Strip the pictures and reproduce the rest of the listing exactly.

--*--

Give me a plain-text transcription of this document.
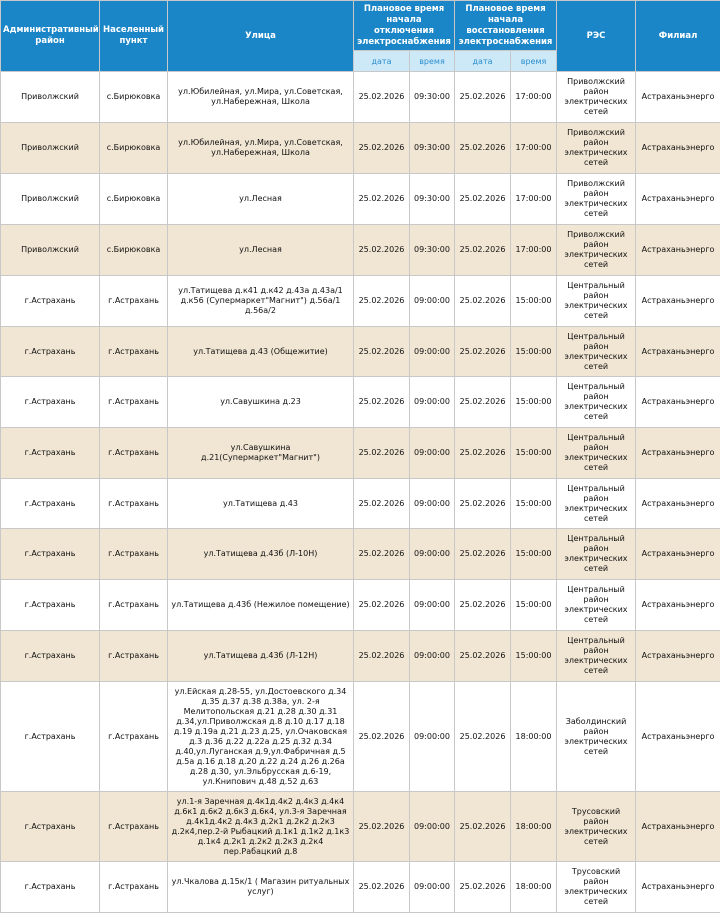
Административный район	Населенный пункт	Улица	Плановое время начала отключения электроснабжения		Плановое время начала восстановления электроснабжения		РЭС	Филиал
			дата	время	дата	время		
Приволжский	с.Бирюковка	ул.Юбилейная, ул.Мира, ул.Советская, ул.Набережная, Школа	25.02.2026	09:30:00	25.02.2026	17:00:00	Приволжский район электрических сетей	Астраханьэнерго
Приволжский	с.Бирюковка	ул.Юбилейная, ул.Мира, ул.Советская, ул.Набережная, Школа	25.02.2026	09:30:00	25.02.2026	17:00:00	Приволжский район электрических сетей	Астраханьэнерго
Приволжский	с.Бирюковка	ул.Лесная	25.02.2026	09:30:00	25.02.2026	17:00:00	Приволжский район электрических сетей	Астраханьэнерго
Приволжский	с.Бирюковка	ул.Лесная	25.02.2026	09:30:00	25.02.2026	17:00:00	Приволжский район электрических сетей	Астраханьэнерго
г.Астрахань	г.Астрахань	ул.Татищева д.к41 д.к42 д.43а д.43а/1 д.к56 (Супермаркет"Магнит") д.56а/1 д.56а/2	25.02.2026	09:00:00	25.02.2026	15:00:00	Центральный район электрических сетей	Астраханьэнерго
г.Астрахань	г.Астрахань	ул.Татищева д.43 (Общежитие)	25.02.2026	09:00:00	25.02.2026	15:00:00	Центральный район электрических сетей	Астраханьэнерго
г.Астрахань	г.Астрахань	ул.Савушкина д.23	25.02.2026	09:00:00	25.02.2026	15:00:00	Центральный район электрических сетей	Астраханьэнерго
г.Астрахань	г.Астрахань	ул.Савушкина д.21(Супермаркет"Магнит")	25.02.2026	09:00:00	25.02.2026	15:00:00	Центральный район электрических сетей	Астраханьэнерго
г.Астрахань	г.Астрахань	ул.Татищева д.43	25.02.2026	09:00:00	25.02.2026	15:00:00	Центральный район электрических сетей	Астраханьэнерго
г.Астрахань	г.Астрахань	ул.Татищева д.43б (Л-10Н)	25.02.2026	09:00:00	25.02.2026	15:00:00	Центральный район электрических сетей	Астраханьэнерго
г.Астрахань	г.Астрахань	ул.Татищева д.43б (Нежилое помещение)	25.02.2026	09:00:00	25.02.2026	15:00:00	Центральный район электрических сетей	Астраханьэнерго
г.Астрахань	г.Астрахань	ул.Татищева д.43б (Л-12Н)	25.02.2026	09:00:00	25.02.2026	15:00:00	Центральный район электрических сетей	Астраханьэнерго
г.Астрахань	г.Астрахань	ул.Ейская д.28-55, ул.Достоевского д.34 д.35 д.37 д.38 д.38а, ул. 2-я Мелитопольская д.21 д.28 д.30 д.31 д.34,ул.Приволжская д.8 д.10 д.17 д.18 д.19 д.19а д.21 д.23 д.25, ул.Очаковская д.3 д.36 д.22 д.22а д.25 д.32 д.34 д.40,ул.Луганская д.9,ул.Фабричная д.5 д.5а д.16 д.18 д.20 д.22 д.24 д.26 д.26а д.28 д.30, ул.Эльбрусская д.6-19, ул.Книпович д.48 д.52 д.63	25.02.2026	09:00:00	25.02.2026	18:00:00	Заболдинский район электрических сетей	Астраханьэнерго
г.Астрахань	г.Астрахань	ул.1-я Заречная д.4к1д.4к2 д.4к3 д.4к4 д.6к1 д.6к2 д.6к3 д.6к4, ул.3-я Заречная д.4к1д.4к2 д.4к3 д.2к1 д.2к2 д.2к3 д.2к4,пер.2-й Рыбацкий д.1к1 д.1к2 д.1к3 д.1к4 д.2к1 д.2к2 д.2к3 д.2к4 пер.Рабацкий д.8	25.02.2026	09:00:00	25.02.2026	18:00:00	Трусовский район электрических сетей	Астраханьэнерго
г.Астрахань	г.Астрахань	ул.Чкалова д.15к/1 ( Магазин ритуальных услуг)	25.02.2026	09:00:00	25.02.2026	18:00:00	Трусовский район электрических сетей	Астраханьэнерго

--*--

- The result:
Give me a plain-text transcription of this document.
Административный район	Населенный пункт	Улица	Плановое время начала отключения электроснабжения		Плановое время начала восстановления электроснабжения		РЭС	Филиал
			дата	время	дата	время		
Приволжский	с.Бирюковка	ул.Юбилейная, ул.Мира, ул.Советская, ул.Набережная, Школа	25.02.2026	09:30:00	25.02.2026	17:00:00	Приволжский район электрических сетей	Астраханьэнерго
Приволжский	с.Бирюковка	ул.Юбилейная, ул.Мира, ул.Советская, ул.Набережная, Школа	25.02.2026	09:30:00	25.02.2026	17:00:00	Приволжский район электрических сетей	Астраханьэнерго
Приволжский	с.Бирюковка	ул.Лесная	25.02.2026	09:30:00	25.02.2026	17:00:00	Приволжский район электрических сетей	Астраханьэнерго
Приволжский	с.Бирюковка	ул.Лесная	25.02.2026	09:30:00	25.02.2026	17:00:00	Приволжский район электрических сетей	Астраханьэнерго
г.Астрахань	г.Астрахань	ул.Татищева д.к41 д.к42 д.43а д.43а/1 д.к56 (Супермаркет"Магнит") д.56а/1 д.56а/2	25.02.2026	09:00:00	25.02.2026	15:00:00	Центральный район электрических сетей	Астраханьэнерго
г.Астрахань	г.Астрахань	ул.Татищева д.43 (Общежитие)	25.02.2026	09:00:00	25.02.2026	15:00:00	Центральный район электрических сетей	Астраханьэнерго
г.Астрахань	г.Астрахань	ул.Савушкина д.23	25.02.2026	09:00:00	25.02.2026	15:00:00	Центральный район электрических сетей	Астраханьэнерго
г.Астрахань	г.Астрахань	ул.Савушкина д.21(Супермаркет"Магнит")	25.02.2026	09:00:00	25.02.2026	15:00:00	Центральный район электрических сетей	Астраханьэнерго
г.Астрахань	г.Астрахань	ул.Татищева д.43	25.02.2026	09:00:00	25.02.2026	15:00:00	Центральный район электрических сетей	Астраханьэнерго
г.Астрахань	г.Астрахань	ул.Татищева д.43б (Л-10Н)	25.02.2026	09:00:00	25.02.2026	15:00:00	Центральный район электрических сетей	Астраханьэнерго
г.Астрахань	г.Астрахань	ул.Татищева д.43б (Нежилое помещение)	25.02.2026	09:00:00	25.02.2026	15:00:00	Центральный район электрических сетей	Астраханьэнерго
г.Астрахань	г.Астрахань	ул.Татищева д.43б (Л-12Н)	25.02.2026	09:00:00	25.02.2026	15:00:00	Центральный район электрических сетей	Астраханьэнерго
г.Астрахань	г.Астрахань	ул.Ейская д.28-55, ул.Достоевского д.34 д.35 д.37 д.38 д.38а, ул. 2-я Мелитопольская д.21 д.28 д.30 д.31 д.34,ул.Приволжская д.8 д.10 д.17 д.18 д.19 д.19а д.21 д.23 д.25, ул.Очаковская д.3 д.36 д.22 д.22а д.25 д.32 д.34 д.40,ул.Луганская д.9,ул.Фабричная д.5 д.5а д.16 д.18 д.20 д.22 д.24 д.26 д.26а д.28 д.30, ул.Эльбрусская д.6-19, ул.Книпович д.48 д.52 д.63	25.02.2026	09:00:00	25.02.2026	18:00:00	Заболдинский район электрических сетей	Астраханьэнерго
г.Астрахань	г.Астрахань	ул.1-я Заречная д.4к1д.4к2 д.4к3 д.4к4 д.6к1 д.6к2 д.6к3 д.6к4, ул.3-я Заречная д.4к1д.4к2 д.4к3 д.2к1 д.2к2 д.2к3 д.2к4,пер.2-й Рыбацкий д.1к1 д.1к2 д.1к3 д.1к4 д.2к1 д.2к2 д.2к3 д.2к4 пер.Рабацкий д.8	25.02.2026	09:00:00	25.02.2026	18:00:00	Трусовский район электрических сетей	Астраханьэнерго
г.Астрахань	г.Астрахань	ул.Чкалова д.15к/1 ( Магазин ритуальных услуг)	25.02.2026	09:00:00	25.02.2026	18:00:00	Трусовский район электрических сетей	Астраханьэнерго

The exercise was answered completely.